Copy each line of the data below exactly, leaving out pictures.

[Listed records]
** BEGIN **
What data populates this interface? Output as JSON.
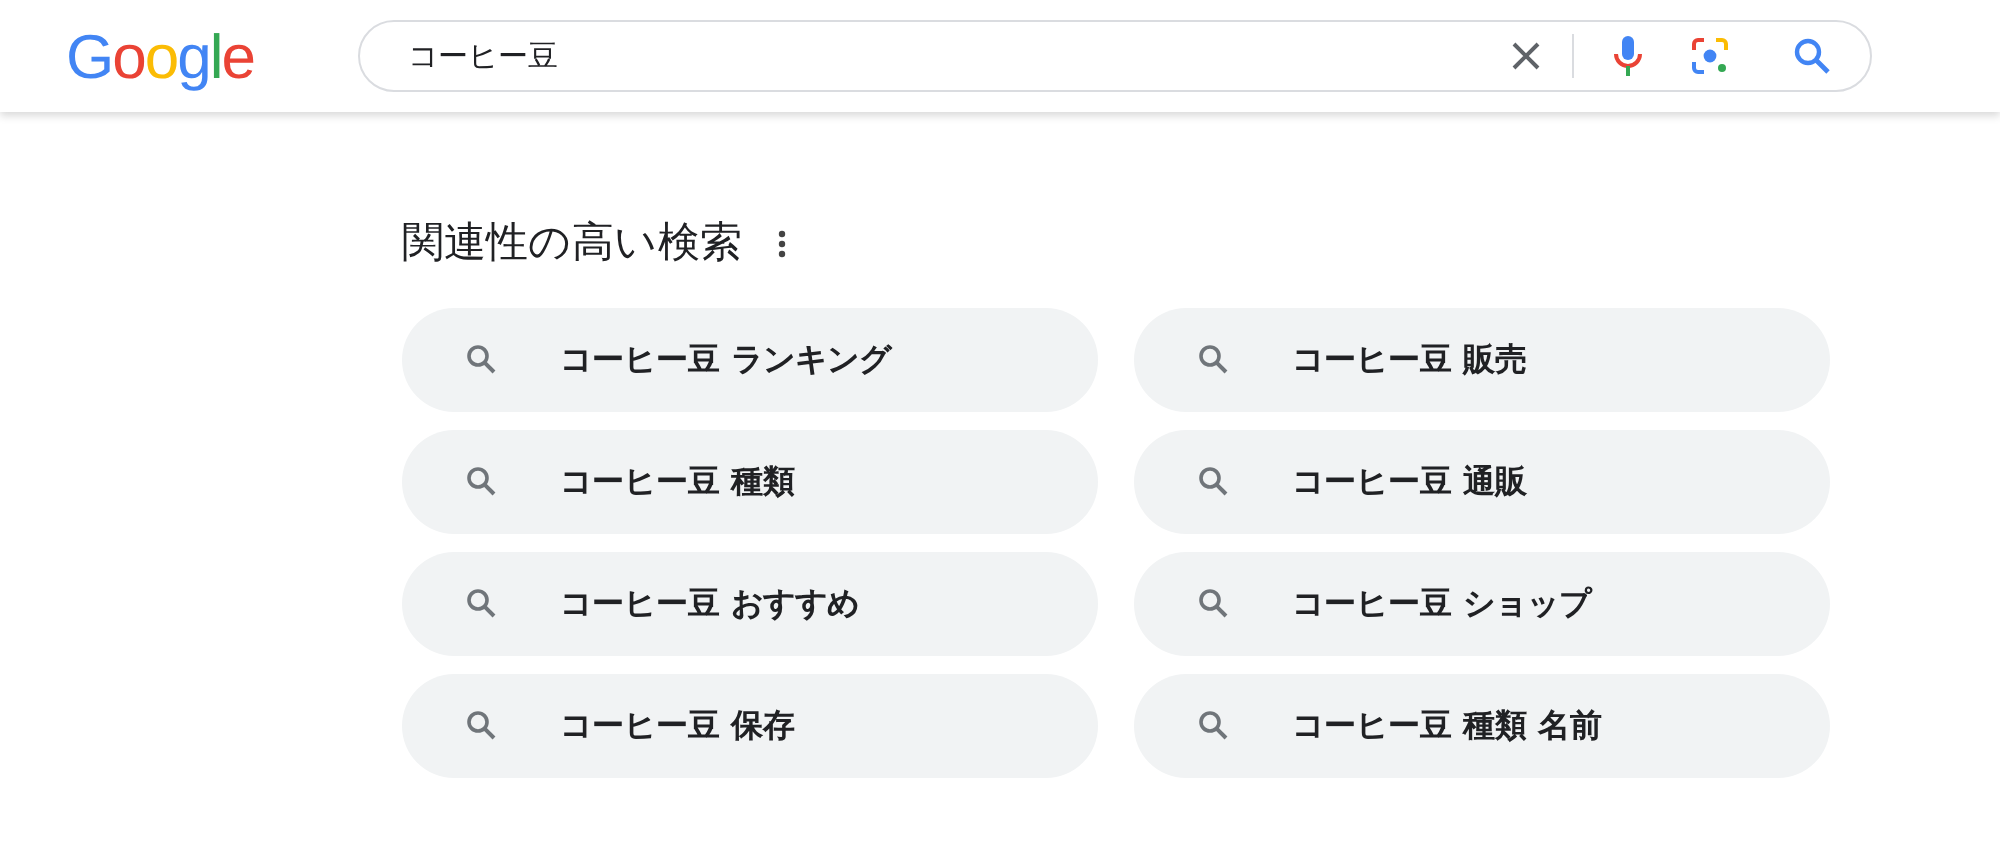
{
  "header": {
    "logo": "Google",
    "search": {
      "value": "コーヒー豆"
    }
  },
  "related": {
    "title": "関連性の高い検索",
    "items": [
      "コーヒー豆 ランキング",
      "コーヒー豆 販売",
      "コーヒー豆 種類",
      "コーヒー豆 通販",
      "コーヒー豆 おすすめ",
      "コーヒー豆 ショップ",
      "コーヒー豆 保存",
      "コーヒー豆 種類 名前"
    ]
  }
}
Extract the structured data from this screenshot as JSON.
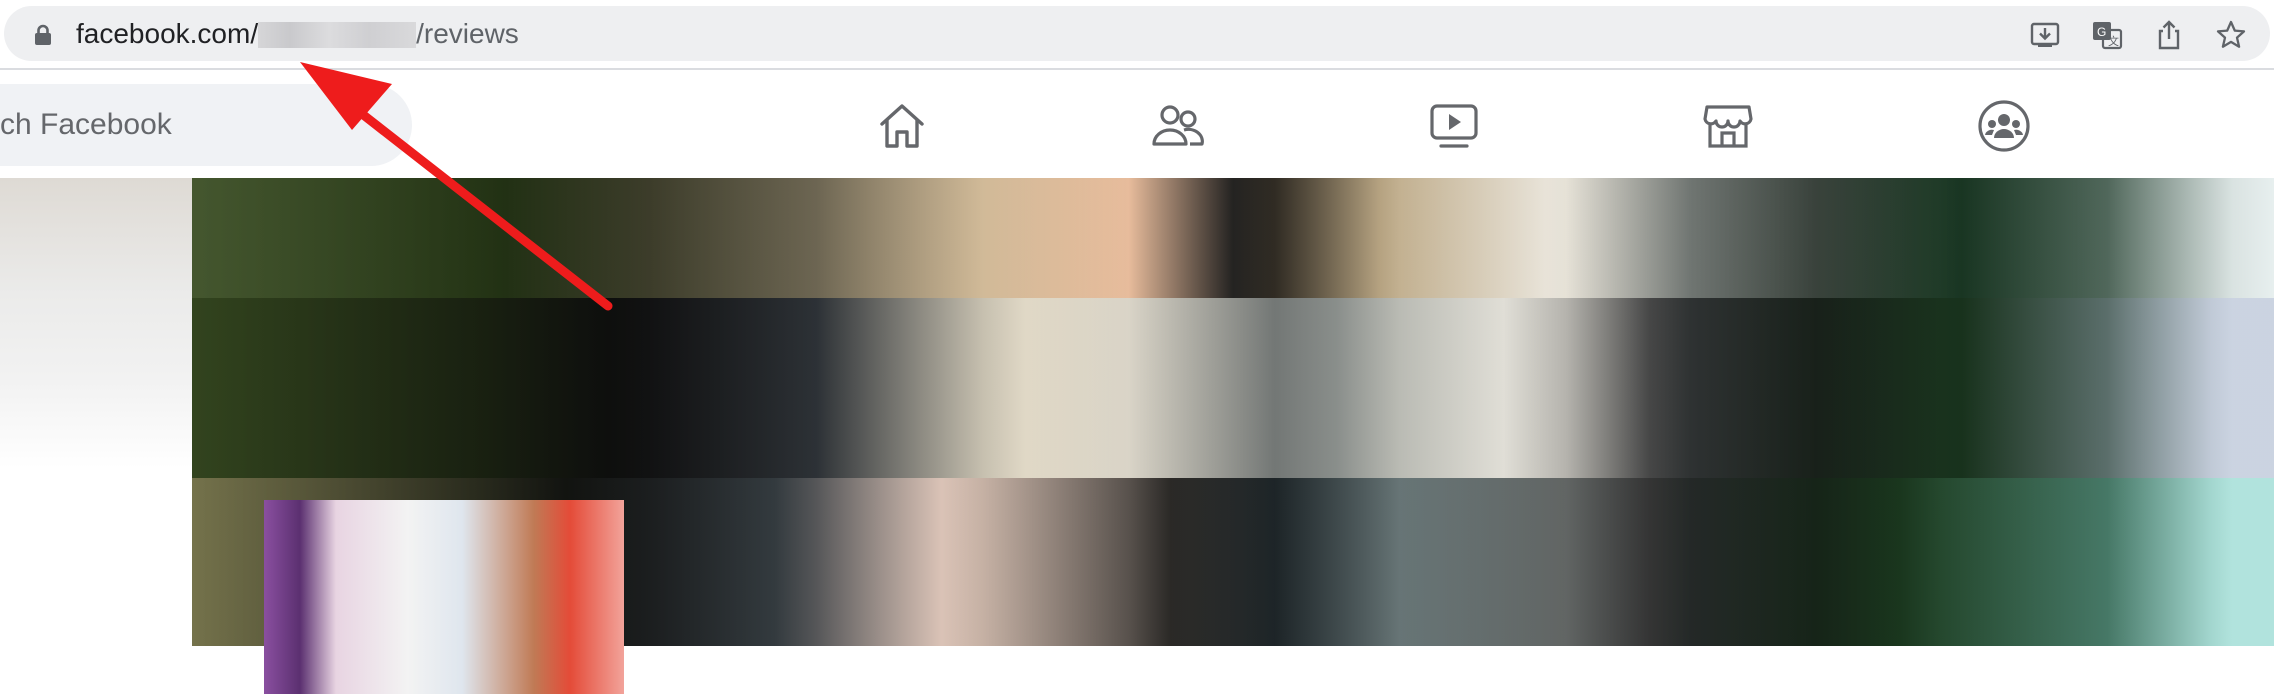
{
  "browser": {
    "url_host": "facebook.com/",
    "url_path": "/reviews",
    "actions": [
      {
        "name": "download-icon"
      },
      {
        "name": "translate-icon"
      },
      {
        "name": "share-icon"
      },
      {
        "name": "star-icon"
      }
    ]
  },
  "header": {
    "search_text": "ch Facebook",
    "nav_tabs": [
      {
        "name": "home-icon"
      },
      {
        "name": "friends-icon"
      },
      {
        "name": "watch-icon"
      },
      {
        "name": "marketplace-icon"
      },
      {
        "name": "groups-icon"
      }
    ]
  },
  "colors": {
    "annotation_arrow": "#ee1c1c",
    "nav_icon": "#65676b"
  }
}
** END **
[Worked solution]
What data populates this interface? Output as JSON.
{
  "header": {
    "logo": "Google",
    "search": {
      "value": "コーヒー豆"
    }
  },
  "related": {
    "title": "関連性の高い検索",
    "items": [
      "コーヒー豆 ランキング",
      "コーヒー豆 販売",
      "コーヒー豆 種類",
      "コーヒー豆 通販",
      "コーヒー豆 おすすめ",
      "コーヒー豆 ショップ",
      "コーヒー豆 保存",
      "コーヒー豆 種類 名前"
    ]
  }
}
Extract the structured data from this screenshot as JSON.
{
  "browser": {
    "url_host": "facebook.com/",
    "url_path": "/reviews",
    "actions": [
      {
        "name": "download-icon"
      },
      {
        "name": "translate-icon"
      },
      {
        "name": "share-icon"
      },
      {
        "name": "star-icon"
      }
    ]
  },
  "header": {
    "search_text": "ch Facebook",
    "nav_tabs": [
      {
        "name": "home-icon"
      },
      {
        "name": "friends-icon"
      },
      {
        "name": "watch-icon"
      },
      {
        "name": "marketplace-icon"
      },
      {
        "name": "groups-icon"
      }
    ]
  },
  "colors": {
    "annotation_arrow": "#ee1c1c",
    "nav_icon": "#65676b"
  }
}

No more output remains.